━━ Records supplied ━━

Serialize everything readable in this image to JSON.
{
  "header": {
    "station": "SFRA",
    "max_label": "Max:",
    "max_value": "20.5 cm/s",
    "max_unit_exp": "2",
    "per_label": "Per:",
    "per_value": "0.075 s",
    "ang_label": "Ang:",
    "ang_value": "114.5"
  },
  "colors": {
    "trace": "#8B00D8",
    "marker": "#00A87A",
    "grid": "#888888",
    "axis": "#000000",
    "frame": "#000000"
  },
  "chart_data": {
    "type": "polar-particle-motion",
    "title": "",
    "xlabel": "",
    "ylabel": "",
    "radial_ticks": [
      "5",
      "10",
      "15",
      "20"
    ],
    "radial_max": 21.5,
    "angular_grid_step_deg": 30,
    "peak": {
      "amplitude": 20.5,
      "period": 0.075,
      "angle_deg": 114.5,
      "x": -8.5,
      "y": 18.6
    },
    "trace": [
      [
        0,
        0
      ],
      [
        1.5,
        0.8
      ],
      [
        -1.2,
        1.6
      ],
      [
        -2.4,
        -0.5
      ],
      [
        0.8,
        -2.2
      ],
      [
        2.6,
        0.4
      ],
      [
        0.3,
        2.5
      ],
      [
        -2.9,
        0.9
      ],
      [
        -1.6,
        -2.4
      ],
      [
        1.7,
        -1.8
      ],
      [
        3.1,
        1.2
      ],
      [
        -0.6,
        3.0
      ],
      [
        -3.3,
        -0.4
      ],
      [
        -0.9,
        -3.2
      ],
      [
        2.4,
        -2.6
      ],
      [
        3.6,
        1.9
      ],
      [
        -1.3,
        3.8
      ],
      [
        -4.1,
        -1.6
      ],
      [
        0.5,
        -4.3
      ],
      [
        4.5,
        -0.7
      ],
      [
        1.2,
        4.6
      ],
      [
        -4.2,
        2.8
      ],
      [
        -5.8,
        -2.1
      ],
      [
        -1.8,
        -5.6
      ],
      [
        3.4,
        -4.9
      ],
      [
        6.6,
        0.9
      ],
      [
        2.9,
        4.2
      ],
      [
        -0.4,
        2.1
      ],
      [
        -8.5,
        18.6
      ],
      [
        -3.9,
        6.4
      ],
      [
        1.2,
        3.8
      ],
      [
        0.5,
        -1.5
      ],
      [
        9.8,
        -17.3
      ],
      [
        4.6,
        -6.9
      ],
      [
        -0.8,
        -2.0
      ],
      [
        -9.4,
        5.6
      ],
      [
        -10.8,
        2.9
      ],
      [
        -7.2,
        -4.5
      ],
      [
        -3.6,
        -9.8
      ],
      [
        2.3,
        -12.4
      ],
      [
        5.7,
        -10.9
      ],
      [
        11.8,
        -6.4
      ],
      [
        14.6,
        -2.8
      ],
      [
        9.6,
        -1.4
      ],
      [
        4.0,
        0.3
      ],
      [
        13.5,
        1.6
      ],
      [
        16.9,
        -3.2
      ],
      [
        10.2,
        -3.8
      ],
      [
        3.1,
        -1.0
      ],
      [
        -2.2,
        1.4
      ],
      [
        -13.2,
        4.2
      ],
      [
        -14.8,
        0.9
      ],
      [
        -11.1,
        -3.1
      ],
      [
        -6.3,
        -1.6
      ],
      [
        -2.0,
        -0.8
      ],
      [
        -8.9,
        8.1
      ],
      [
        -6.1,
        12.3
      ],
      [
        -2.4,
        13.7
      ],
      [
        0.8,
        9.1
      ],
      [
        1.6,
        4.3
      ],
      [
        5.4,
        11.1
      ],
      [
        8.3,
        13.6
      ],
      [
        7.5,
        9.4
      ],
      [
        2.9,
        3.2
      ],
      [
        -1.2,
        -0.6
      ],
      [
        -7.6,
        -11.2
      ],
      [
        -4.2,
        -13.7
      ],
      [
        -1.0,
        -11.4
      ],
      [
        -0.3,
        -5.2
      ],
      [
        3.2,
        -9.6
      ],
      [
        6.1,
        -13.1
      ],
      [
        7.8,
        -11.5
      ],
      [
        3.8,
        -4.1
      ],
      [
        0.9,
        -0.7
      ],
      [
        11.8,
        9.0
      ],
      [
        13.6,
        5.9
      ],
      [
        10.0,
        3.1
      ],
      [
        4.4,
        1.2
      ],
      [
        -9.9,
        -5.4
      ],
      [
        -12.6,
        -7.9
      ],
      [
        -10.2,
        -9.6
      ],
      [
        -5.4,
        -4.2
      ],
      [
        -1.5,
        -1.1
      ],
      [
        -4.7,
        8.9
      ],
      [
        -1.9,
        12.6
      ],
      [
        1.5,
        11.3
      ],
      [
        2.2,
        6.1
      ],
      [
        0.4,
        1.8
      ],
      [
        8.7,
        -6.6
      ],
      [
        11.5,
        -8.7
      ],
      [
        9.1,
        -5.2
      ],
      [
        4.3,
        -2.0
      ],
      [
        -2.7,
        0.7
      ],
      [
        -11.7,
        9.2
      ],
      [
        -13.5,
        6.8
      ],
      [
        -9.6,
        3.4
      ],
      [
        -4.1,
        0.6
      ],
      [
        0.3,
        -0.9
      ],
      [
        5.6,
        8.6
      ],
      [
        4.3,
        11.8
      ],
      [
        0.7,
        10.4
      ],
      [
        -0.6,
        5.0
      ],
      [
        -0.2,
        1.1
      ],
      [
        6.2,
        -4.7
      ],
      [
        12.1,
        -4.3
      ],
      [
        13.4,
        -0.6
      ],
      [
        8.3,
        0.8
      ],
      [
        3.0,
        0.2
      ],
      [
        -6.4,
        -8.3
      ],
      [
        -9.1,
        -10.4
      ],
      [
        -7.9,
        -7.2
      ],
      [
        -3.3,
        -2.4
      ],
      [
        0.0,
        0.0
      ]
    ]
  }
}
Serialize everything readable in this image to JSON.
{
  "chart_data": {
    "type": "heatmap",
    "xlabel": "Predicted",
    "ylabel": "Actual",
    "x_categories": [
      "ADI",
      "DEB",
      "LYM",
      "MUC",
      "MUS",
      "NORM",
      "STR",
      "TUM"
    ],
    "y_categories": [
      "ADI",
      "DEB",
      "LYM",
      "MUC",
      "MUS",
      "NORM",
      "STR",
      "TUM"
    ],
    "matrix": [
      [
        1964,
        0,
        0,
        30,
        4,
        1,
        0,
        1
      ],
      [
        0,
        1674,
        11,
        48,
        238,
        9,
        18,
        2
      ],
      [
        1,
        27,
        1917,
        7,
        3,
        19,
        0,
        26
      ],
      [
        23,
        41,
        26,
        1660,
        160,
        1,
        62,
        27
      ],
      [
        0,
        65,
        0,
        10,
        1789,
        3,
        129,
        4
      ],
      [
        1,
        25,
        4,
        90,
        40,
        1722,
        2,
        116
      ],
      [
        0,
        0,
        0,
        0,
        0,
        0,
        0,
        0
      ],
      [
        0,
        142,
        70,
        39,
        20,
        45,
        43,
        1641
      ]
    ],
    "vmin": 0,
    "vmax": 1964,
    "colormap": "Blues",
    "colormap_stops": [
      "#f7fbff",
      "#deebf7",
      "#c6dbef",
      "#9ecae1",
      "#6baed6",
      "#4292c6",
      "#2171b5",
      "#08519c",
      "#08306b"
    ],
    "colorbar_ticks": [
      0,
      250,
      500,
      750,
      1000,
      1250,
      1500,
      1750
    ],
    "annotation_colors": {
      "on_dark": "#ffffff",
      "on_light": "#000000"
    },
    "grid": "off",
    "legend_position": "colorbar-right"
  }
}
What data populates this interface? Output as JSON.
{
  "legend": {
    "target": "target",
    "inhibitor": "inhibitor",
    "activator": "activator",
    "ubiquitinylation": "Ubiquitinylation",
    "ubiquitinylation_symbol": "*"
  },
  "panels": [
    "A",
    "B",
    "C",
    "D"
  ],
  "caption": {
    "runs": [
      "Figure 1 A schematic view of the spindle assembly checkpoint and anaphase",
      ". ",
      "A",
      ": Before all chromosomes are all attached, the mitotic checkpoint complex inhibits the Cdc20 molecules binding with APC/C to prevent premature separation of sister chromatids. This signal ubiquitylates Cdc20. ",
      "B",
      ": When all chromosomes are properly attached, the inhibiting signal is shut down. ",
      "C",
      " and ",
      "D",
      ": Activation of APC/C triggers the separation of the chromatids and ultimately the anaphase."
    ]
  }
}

━━━

- _Do this_: Only the lines from the one containing "What data populates" through the end of the entries above belong in the answer; repeat them exactly.

- _Answer_:
What data populates this interface? Output as JSON.
{
  "legend": {
    "target": "target",
    "inhibitor": "inhibitor",
    "activator": "activator",
    "ubiquitinylation": "Ubiquitinylation",
    "ubiquitinylation_symbol": "*"
  },
  "panels": [
    "A",
    "B",
    "C",
    "D"
  ],
  "caption": {
    "runs": [
      "Figure 1 A schematic view of the spindle assembly checkpoint and anaphase",
      ". ",
      "A",
      ": Before all chromosomes are all attached, the mitotic checkpoint complex inhibits the Cdc20 molecules binding with APC/C to prevent premature separation of sister chromatids. This signal ubiquitylates Cdc20. ",
      "B",
      ": When all chromosomes are properly attached, the inhibiting signal is shut down. ",
      "C",
      " and ",
      "D",
      ": Activation of APC/C triggers the separation of the chromatids and ultimately the anaphase."
    ]
  }
}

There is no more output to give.